(Stored data entries)
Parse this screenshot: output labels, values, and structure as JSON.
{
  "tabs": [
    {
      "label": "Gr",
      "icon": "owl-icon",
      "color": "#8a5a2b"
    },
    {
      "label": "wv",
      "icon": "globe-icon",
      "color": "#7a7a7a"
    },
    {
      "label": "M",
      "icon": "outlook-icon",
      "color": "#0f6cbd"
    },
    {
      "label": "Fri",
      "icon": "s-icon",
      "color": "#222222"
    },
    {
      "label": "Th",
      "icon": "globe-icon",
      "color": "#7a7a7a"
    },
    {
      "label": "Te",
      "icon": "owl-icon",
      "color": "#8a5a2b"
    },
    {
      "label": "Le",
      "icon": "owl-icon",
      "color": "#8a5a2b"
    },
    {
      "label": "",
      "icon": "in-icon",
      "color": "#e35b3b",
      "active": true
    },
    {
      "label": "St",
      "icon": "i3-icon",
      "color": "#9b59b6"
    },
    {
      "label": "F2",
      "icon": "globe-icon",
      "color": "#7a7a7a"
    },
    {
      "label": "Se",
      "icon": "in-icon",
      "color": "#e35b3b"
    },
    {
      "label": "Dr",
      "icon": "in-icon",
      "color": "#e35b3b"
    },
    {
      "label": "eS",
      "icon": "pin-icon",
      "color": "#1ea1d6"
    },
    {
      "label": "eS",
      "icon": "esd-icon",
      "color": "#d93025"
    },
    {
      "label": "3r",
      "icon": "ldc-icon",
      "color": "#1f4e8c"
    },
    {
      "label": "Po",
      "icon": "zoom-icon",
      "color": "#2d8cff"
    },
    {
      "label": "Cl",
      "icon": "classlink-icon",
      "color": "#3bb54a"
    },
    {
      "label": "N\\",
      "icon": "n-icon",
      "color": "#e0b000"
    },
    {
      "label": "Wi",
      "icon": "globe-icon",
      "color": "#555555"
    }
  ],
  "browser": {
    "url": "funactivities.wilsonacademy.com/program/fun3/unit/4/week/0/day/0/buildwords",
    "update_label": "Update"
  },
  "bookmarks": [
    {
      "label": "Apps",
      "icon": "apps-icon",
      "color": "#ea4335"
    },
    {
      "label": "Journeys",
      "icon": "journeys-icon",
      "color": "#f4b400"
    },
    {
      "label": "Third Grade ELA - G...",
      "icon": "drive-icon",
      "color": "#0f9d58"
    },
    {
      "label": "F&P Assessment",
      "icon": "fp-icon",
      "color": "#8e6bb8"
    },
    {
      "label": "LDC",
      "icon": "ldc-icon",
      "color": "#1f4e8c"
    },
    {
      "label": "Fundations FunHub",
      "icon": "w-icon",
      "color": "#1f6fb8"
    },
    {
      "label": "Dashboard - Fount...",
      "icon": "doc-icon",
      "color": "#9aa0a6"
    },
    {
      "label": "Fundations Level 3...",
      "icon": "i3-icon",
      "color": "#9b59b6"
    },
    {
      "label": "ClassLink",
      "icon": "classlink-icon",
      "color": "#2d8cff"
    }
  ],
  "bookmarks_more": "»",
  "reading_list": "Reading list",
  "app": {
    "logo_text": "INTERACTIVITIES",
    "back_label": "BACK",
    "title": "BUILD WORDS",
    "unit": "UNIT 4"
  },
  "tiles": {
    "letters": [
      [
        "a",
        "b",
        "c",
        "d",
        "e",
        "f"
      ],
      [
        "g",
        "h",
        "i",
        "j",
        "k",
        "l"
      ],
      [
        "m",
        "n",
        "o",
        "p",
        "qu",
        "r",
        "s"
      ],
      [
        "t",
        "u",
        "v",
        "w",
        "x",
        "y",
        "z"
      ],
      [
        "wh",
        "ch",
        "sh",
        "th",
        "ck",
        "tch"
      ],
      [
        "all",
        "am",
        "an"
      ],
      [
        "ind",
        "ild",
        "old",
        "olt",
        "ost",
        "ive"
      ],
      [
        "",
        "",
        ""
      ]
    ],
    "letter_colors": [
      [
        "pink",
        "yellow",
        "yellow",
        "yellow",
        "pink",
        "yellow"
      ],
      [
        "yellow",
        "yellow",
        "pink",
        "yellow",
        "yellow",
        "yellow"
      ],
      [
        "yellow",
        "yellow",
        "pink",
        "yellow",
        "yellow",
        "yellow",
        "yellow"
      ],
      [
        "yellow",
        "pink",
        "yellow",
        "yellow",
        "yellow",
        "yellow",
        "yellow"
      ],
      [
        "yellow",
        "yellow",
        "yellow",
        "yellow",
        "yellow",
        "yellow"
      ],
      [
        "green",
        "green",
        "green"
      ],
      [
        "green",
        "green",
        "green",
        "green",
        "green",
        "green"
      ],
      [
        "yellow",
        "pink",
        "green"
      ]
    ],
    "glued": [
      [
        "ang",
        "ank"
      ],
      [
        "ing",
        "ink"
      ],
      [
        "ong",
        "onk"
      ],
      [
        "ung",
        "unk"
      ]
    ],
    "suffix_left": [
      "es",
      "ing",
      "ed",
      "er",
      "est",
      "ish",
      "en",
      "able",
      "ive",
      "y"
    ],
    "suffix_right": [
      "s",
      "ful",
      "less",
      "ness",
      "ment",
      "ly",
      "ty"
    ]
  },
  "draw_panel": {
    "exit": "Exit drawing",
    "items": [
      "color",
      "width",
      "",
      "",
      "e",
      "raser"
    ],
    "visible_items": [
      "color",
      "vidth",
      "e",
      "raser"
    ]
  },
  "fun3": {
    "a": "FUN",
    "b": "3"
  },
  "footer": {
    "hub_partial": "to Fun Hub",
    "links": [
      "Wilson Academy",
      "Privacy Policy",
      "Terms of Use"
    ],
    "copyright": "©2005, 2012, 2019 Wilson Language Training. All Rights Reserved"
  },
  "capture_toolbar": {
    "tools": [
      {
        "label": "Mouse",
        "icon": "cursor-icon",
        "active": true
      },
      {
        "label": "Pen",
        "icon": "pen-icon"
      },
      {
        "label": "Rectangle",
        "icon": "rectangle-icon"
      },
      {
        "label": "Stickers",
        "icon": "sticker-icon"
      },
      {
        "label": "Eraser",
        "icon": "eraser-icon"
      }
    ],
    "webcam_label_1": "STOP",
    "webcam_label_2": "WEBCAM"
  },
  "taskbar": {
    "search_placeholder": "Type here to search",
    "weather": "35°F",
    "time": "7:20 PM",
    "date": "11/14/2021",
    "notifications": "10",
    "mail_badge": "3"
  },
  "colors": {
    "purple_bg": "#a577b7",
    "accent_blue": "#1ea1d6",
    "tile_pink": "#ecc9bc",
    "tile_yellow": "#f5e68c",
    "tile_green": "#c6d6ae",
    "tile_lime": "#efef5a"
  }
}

YOUR TASK:
Exactly as shown, repeat every record.

EXERCISE SOLUTION:
Parse this screenshot: output labels, values, and structure as JSON.
{
  "tabs": [
    {
      "label": "Gr",
      "icon": "owl-icon",
      "color": "#8a5a2b"
    },
    {
      "label": "wv",
      "icon": "globe-icon",
      "color": "#7a7a7a"
    },
    {
      "label": "M",
      "icon": "outlook-icon",
      "color": "#0f6cbd"
    },
    {
      "label": "Fri",
      "icon": "s-icon",
      "color": "#222222"
    },
    {
      "label": "Th",
      "icon": "globe-icon",
      "color": "#7a7a7a"
    },
    {
      "label": "Te",
      "icon": "owl-icon",
      "color": "#8a5a2b"
    },
    {
      "label": "Le",
      "icon": "owl-icon",
      "color": "#8a5a2b"
    },
    {
      "label": "",
      "icon": "in-icon",
      "color": "#e35b3b",
      "active": true
    },
    {
      "label": "St",
      "icon": "i3-icon",
      "color": "#9b59b6"
    },
    {
      "label": "F2",
      "icon": "globe-icon",
      "color": "#7a7a7a"
    },
    {
      "label": "Se",
      "icon": "in-icon",
      "color": "#e35b3b"
    },
    {
      "label": "Dr",
      "icon": "in-icon",
      "color": "#e35b3b"
    },
    {
      "label": "eS",
      "icon": "pin-icon",
      "color": "#1ea1d6"
    },
    {
      "label": "eS",
      "icon": "esd-icon",
      "color": "#d93025"
    },
    {
      "label": "3r",
      "icon": "ldc-icon",
      "color": "#1f4e8c"
    },
    {
      "label": "Po",
      "icon": "zoom-icon",
      "color": "#2d8cff"
    },
    {
      "label": "Cl",
      "icon": "classlink-icon",
      "color": "#3bb54a"
    },
    {
      "label": "N\\",
      "icon": "n-icon",
      "color": "#e0b000"
    },
    {
      "label": "Wi",
      "icon": "globe-icon",
      "color": "#555555"
    }
  ],
  "browser": {
    "url": "funactivities.wilsonacademy.com/program/fun3/unit/4/week/0/day/0/buildwords",
    "update_label": "Update"
  },
  "bookmarks": [
    {
      "label": "Apps",
      "icon": "apps-icon",
      "color": "#ea4335"
    },
    {
      "label": "Journeys",
      "icon": "journeys-icon",
      "color": "#f4b400"
    },
    {
      "label": "Third Grade ELA - G...",
      "icon": "drive-icon",
      "color": "#0f9d58"
    },
    {
      "label": "F&P Assessment",
      "icon": "fp-icon",
      "color": "#8e6bb8"
    },
    {
      "label": "LDC",
      "icon": "ldc-icon",
      "color": "#1f4e8c"
    },
    {
      "label": "Fundations FunHub",
      "icon": "w-icon",
      "color": "#1f6fb8"
    },
    {
      "label": "Dashboard - Fount...",
      "icon": "doc-icon",
      "color": "#9aa0a6"
    },
    {
      "label": "Fundations Level 3...",
      "icon": "i3-icon",
      "color": "#9b59b6"
    },
    {
      "label": "ClassLink",
      "icon": "classlink-icon",
      "color": "#2d8cff"
    }
  ],
  "bookmarks_more": "»",
  "reading_list": "Reading list",
  "app": {
    "logo_text": "INTERACTIVITIES",
    "back_label": "BACK",
    "title": "BUILD WORDS",
    "unit": "UNIT 4"
  },
  "tiles": {
    "letters": [
      [
        "a",
        "b",
        "c",
        "d",
        "e",
        "f"
      ],
      [
        "g",
        "h",
        "i",
        "j",
        "k",
        "l"
      ],
      [
        "m",
        "n",
        "o",
        "p",
        "qu",
        "r",
        "s"
      ],
      [
        "t",
        "u",
        "v",
        "w",
        "x",
        "y",
        "z"
      ],
      [
        "wh",
        "ch",
        "sh",
        "th",
        "ck",
        "tch"
      ],
      [
        "all",
        "am",
        "an"
      ],
      [
        "ind",
        "ild",
        "old",
        "olt",
        "ost",
        "ive"
      ],
      [
        "",
        "",
        ""
      ]
    ],
    "letter_colors": [
      [
        "pink",
        "yellow",
        "yellow",
        "yellow",
        "pink",
        "yellow"
      ],
      [
        "yellow",
        "yellow",
        "pink",
        "yellow",
        "yellow",
        "yellow"
      ],
      [
        "yellow",
        "yellow",
        "pink",
        "yellow",
        "yellow",
        "yellow",
        "yellow"
      ],
      [
        "yellow",
        "pink",
        "yellow",
        "yellow",
        "yellow",
        "yellow",
        "yellow"
      ],
      [
        "yellow",
        "yellow",
        "yellow",
        "yellow",
        "yellow",
        "yellow"
      ],
      [
        "green",
        "green",
        "green"
      ],
      [
        "green",
        "green",
        "green",
        "green",
        "green",
        "green"
      ],
      [
        "yellow",
        "pink",
        "green"
      ]
    ],
    "glued": [
      [
        "ang",
        "ank"
      ],
      [
        "ing",
        "ink"
      ],
      [
        "ong",
        "onk"
      ],
      [
        "ung",
        "unk"
      ]
    ],
    "suffix_left": [
      "es",
      "ing",
      "ed",
      "er",
      "est",
      "ish",
      "en",
      "able",
      "ive",
      "y"
    ],
    "suffix_right": [
      "s",
      "ful",
      "less",
      "ness",
      "ment",
      "ly",
      "ty"
    ]
  },
  "draw_panel": {
    "exit": "Exit drawing",
    "items": [
      "color",
      "width",
      "",
      "",
      "e",
      "raser"
    ],
    "visible_items": [
      "color",
      "vidth",
      "e",
      "raser"
    ]
  },
  "fun3": {
    "a": "FUN",
    "b": "3"
  },
  "footer": {
    "hub_partial": "to Fun Hub",
    "links": [
      "Wilson Academy",
      "Privacy Policy",
      "Terms of Use"
    ],
    "copyright": "©2005, 2012, 2019 Wilson Language Training. All Rights Reserved"
  },
  "capture_toolbar": {
    "tools": [
      {
        "label": "Mouse",
        "icon": "cursor-icon",
        "active": true
      },
      {
        "label": "Pen",
        "icon": "pen-icon"
      },
      {
        "label": "Rectangle",
        "icon": "rectangle-icon"
      },
      {
        "label": "Stickers",
        "icon": "sticker-icon"
      },
      {
        "label": "Eraser",
        "icon": "eraser-icon"
      }
    ],
    "webcam_label_1": "STOP",
    "webcam_label_2": "WEBCAM"
  },
  "taskbar": {
    "search_placeholder": "Type here to search",
    "weather": "35°F",
    "time": "7:20 PM",
    "date": "11/14/2021",
    "notifications": "10",
    "mail_badge": "3"
  },
  "colors": {
    "purple_bg": "#a577b7",
    "accent_blue": "#1ea1d6",
    "tile_pink": "#ecc9bc",
    "tile_yellow": "#f5e68c",
    "tile_green": "#c6d6ae",
    "tile_lime": "#efef5a"
  }
}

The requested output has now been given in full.